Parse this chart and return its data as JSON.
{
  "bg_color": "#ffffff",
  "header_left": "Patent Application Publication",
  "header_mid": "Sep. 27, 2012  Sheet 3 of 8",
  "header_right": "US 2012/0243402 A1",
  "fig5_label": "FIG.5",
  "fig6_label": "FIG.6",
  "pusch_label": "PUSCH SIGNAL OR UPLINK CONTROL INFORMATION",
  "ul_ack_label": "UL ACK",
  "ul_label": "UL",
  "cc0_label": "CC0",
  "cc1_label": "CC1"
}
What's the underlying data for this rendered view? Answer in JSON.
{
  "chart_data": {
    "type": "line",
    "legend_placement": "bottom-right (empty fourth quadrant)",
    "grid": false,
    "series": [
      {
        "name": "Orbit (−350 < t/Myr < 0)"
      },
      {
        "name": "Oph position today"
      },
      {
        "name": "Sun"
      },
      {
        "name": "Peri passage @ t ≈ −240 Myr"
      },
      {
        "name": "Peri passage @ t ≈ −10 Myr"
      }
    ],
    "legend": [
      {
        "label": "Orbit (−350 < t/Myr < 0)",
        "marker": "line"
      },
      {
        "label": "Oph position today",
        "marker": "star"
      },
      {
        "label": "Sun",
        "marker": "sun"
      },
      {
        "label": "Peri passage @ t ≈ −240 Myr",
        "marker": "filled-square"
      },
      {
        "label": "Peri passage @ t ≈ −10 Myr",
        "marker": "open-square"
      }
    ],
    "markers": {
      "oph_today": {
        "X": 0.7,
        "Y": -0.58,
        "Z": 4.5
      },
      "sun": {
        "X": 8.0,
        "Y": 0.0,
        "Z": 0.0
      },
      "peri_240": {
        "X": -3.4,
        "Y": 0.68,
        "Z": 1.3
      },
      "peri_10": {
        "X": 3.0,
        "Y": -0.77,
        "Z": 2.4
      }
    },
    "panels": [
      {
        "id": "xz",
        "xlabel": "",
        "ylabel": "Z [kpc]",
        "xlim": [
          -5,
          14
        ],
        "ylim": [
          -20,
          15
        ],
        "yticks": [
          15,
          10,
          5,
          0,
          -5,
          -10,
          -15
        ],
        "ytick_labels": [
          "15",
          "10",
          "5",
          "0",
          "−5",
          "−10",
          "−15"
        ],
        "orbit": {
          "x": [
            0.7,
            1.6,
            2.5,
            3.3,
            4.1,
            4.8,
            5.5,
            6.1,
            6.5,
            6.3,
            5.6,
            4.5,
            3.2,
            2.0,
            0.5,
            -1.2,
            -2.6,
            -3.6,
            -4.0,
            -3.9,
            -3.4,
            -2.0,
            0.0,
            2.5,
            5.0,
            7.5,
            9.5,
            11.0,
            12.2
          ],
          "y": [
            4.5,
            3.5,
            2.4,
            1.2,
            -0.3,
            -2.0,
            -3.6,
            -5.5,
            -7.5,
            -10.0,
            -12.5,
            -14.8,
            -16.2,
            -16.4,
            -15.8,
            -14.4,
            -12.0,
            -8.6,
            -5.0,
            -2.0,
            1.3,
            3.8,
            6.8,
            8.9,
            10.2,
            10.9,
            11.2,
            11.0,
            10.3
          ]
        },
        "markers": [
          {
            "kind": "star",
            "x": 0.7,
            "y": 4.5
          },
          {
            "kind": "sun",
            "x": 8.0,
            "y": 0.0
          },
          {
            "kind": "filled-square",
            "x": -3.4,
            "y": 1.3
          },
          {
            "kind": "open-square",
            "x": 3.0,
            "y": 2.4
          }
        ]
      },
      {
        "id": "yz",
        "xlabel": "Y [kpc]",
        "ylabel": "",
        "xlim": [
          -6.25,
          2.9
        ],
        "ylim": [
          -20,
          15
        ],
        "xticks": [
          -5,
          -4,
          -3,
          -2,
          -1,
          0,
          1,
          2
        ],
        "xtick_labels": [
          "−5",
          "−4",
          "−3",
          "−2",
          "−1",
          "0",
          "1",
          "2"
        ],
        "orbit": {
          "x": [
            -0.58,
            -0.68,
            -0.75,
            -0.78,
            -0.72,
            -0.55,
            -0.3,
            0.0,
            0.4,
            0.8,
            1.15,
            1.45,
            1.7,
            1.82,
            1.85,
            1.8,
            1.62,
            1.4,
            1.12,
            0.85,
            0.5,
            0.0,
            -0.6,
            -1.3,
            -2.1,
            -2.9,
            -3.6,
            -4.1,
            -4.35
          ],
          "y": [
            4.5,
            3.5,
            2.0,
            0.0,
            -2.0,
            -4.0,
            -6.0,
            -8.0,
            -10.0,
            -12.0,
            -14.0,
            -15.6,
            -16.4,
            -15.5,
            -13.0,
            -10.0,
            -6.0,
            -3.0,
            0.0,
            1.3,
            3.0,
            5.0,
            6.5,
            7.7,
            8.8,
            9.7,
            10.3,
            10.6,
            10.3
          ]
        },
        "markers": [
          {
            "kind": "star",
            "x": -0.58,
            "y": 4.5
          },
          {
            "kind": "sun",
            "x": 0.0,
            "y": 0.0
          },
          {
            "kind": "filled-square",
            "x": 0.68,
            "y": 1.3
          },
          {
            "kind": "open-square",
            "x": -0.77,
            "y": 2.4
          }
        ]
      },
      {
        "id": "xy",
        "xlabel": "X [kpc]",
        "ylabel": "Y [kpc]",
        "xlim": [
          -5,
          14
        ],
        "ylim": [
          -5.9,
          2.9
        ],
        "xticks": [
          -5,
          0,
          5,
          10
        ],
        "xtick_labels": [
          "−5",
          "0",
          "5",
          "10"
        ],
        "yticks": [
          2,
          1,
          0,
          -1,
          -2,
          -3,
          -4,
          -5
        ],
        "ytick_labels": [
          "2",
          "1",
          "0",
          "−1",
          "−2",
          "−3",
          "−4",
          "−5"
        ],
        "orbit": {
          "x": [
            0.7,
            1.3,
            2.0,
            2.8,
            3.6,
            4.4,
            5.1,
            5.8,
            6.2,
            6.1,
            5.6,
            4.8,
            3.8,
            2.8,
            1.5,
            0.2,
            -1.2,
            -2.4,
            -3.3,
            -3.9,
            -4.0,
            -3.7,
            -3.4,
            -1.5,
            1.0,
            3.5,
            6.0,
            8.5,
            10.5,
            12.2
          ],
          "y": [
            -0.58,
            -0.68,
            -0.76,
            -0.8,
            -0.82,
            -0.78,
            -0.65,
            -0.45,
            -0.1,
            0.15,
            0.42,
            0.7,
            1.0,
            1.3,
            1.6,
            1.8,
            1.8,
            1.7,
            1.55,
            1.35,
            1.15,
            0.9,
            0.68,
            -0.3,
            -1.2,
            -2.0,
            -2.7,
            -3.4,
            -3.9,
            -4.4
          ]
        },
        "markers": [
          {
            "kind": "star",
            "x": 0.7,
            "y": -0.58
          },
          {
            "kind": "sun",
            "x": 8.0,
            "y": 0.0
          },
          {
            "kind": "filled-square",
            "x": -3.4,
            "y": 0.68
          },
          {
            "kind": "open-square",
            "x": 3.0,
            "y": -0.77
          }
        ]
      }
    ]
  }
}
━━━━━━━━━━━━━━━━━━━━━━━━━━━━━━
**WRITTEN INSTRUCTION:**
Set down all of the entries exactly, please.

**ANSWER BELOW:**
Parse this chart and return its data as JSON.
{
  "bg_color": "#ffffff",
  "header_left": "Patent Application Publication",
  "header_mid": "Sep. 27, 2012  Sheet 3 of 8",
  "header_right": "US 2012/0243402 A1",
  "fig5_label": "FIG.5",
  "fig6_label": "FIG.6",
  "pusch_label": "PUSCH SIGNAL OR UPLINK CONTROL INFORMATION",
  "ul_ack_label": "UL ACK",
  "ul_label": "UL",
  "cc0_label": "CC0",
  "cc1_label": "CC1"
}
What's the underlying data for this rendered view? Answer in JSON.
{
  "chart_data": {
    "type": "line",
    "legend_placement": "bottom-right (empty fourth quadrant)",
    "grid": false,
    "series": [
      {
        "name": "Orbit (−350 < t/Myr < 0)"
      },
      {
        "name": "Oph position today"
      },
      {
        "name": "Sun"
      },
      {
        "name": "Peri passage @ t ≈ −240 Myr"
      },
      {
        "name": "Peri passage @ t ≈ −10 Myr"
      }
    ],
    "legend": [
      {
        "label": "Orbit (−350 < t/Myr < 0)",
        "marker": "line"
      },
      {
        "label": "Oph position today",
        "marker": "star"
      },
      {
        "label": "Sun",
        "marker": "sun"
      },
      {
        "label": "Peri passage @ t ≈ −240 Myr",
        "marker": "filled-square"
      },
      {
        "label": "Peri passage @ t ≈ −10 Myr",
        "marker": "open-square"
      }
    ],
    "markers": {
      "oph_today": {
        "X": 0.7,
        "Y": -0.58,
        "Z": 4.5
      },
      "sun": {
        "X": 8.0,
        "Y": 0.0,
        "Z": 0.0
      },
      "peri_240": {
        "X": -3.4,
        "Y": 0.68,
        "Z": 1.3
      },
      "peri_10": {
        "X": 3.0,
        "Y": -0.77,
        "Z": 2.4
      }
    },
    "panels": [
      {
        "id": "xz",
        "xlabel": "",
        "ylabel": "Z [kpc]",
        "xlim": [
          -5,
          14
        ],
        "ylim": [
          -20,
          15
        ],
        "yticks": [
          15,
          10,
          5,
          0,
          -5,
          -10,
          -15
        ],
        "ytick_labels": [
          "15",
          "10",
          "5",
          "0",
          "−5",
          "−10",
          "−15"
        ],
        "orbit": {
          "x": [
            0.7,
            1.6,
            2.5,
            3.3,
            4.1,
            4.8,
            5.5,
            6.1,
            6.5,
            6.3,
            5.6,
            4.5,
            3.2,
            2.0,
            0.5,
            -1.2,
            -2.6,
            -3.6,
            -4.0,
            -3.9,
            -3.4,
            -2.0,
            0.0,
            2.5,
            5.0,
            7.5,
            9.5,
            11.0,
            12.2
          ],
          "y": [
            4.5,
            3.5,
            2.4,
            1.2,
            -0.3,
            -2.0,
            -3.6,
            -5.5,
            -7.5,
            -10.0,
            -12.5,
            -14.8,
            -16.2,
            -16.4,
            -15.8,
            -14.4,
            -12.0,
            -8.6,
            -5.0,
            -2.0,
            1.3,
            3.8,
            6.8,
            8.9,
            10.2,
            10.9,
            11.2,
            11.0,
            10.3
          ]
        },
        "markers": [
          {
            "kind": "star",
            "x": 0.7,
            "y": 4.5
          },
          {
            "kind": "sun",
            "x": 8.0,
            "y": 0.0
          },
          {
            "kind": "filled-square",
            "x": -3.4,
            "y": 1.3
          },
          {
            "kind": "open-square",
            "x": 3.0,
            "y": 2.4
          }
        ]
      },
      {
        "id": "yz",
        "xlabel": "Y [kpc]",
        "ylabel": "",
        "xlim": [
          -6.25,
          2.9
        ],
        "ylim": [
          -20,
          15
        ],
        "xticks": [
          -5,
          -4,
          -3,
          -2,
          -1,
          0,
          1,
          2
        ],
        "xtick_labels": [
          "−5",
          "−4",
          "−3",
          "−2",
          "−1",
          "0",
          "1",
          "2"
        ],
        "orbit": {
          "x": [
            -0.58,
            -0.68,
            -0.75,
            -0.78,
            -0.72,
            -0.55,
            -0.3,
            0.0,
            0.4,
            0.8,
            1.15,
            1.45,
            1.7,
            1.82,
            1.85,
            1.8,
            1.62,
            1.4,
            1.12,
            0.85,
            0.5,
            0.0,
            -0.6,
            -1.3,
            -2.1,
            -2.9,
            -3.6,
            -4.1,
            -4.35
          ],
          "y": [
            4.5,
            3.5,
            2.0,
            0.0,
            -2.0,
            -4.0,
            -6.0,
            -8.0,
            -10.0,
            -12.0,
            -14.0,
            -15.6,
            -16.4,
            -15.5,
            -13.0,
            -10.0,
            -6.0,
            -3.0,
            0.0,
            1.3,
            3.0,
            5.0,
            6.5,
            7.7,
            8.8,
            9.7,
            10.3,
            10.6,
            10.3
          ]
        },
        "markers": [
          {
            "kind": "star",
            "x": -0.58,
            "y": 4.5
          },
          {
            "kind": "sun",
            "x": 0.0,
            "y": 0.0
          },
          {
            "kind": "filled-square",
            "x": 0.68,
            "y": 1.3
          },
          {
            "kind": "open-square",
            "x": -0.77,
            "y": 2.4
          }
        ]
      },
      {
        "id": "xy",
        "xlabel": "X [kpc]",
        "ylabel": "Y [kpc]",
        "xlim": [
          -5,
          14
        ],
        "ylim": [
          -5.9,
          2.9
        ],
        "xticks": [
          -5,
          0,
          5,
          10
        ],
        "xtick_labels": [
          "−5",
          "0",
          "5",
          "10"
        ],
        "yticks": [
          2,
          1,
          0,
          -1,
          -2,
          -3,
          -4,
          -5
        ],
        "ytick_labels": [
          "2",
          "1",
          "0",
          "−1",
          "−2",
          "−3",
          "−4",
          "−5"
        ],
        "orbit": {
          "x": [
            0.7,
            1.3,
            2.0,
            2.8,
            3.6,
            4.4,
            5.1,
            5.8,
            6.2,
            6.1,
            5.6,
            4.8,
            3.8,
            2.8,
            1.5,
            0.2,
            -1.2,
            -2.4,
            -3.3,
            -3.9,
            -4.0,
            -3.7,
            -3.4,
            -1.5,
            1.0,
            3.5,
            6.0,
            8.5,
            10.5,
            12.2
          ],
          "y": [
            -0.58,
            -0.68,
            -0.76,
            -0.8,
            -0.82,
            -0.78,
            -0.65,
            -0.45,
            -0.1,
            0.15,
            0.42,
            0.7,
            1.0,
            1.3,
            1.6,
            1.8,
            1.8,
            1.7,
            1.55,
            1.35,
            1.15,
            0.9,
            0.68,
            -0.3,
            -1.2,
            -2.0,
            -2.7,
            -3.4,
            -3.9,
            -4.4
          ]
        },
        "markers": [
          {
            "kind": "star",
            "x": 0.7,
            "y": -0.58
          },
          {
            "kind": "sun",
            "x": 8.0,
            "y": 0.0
          },
          {
            "kind": "filled-square",
            "x": -3.4,
            "y": 0.68
          },
          {
            "kind": "open-square",
            "x": 3.0,
            "y": -0.77
          }
        ]
      }
    ]
  }
}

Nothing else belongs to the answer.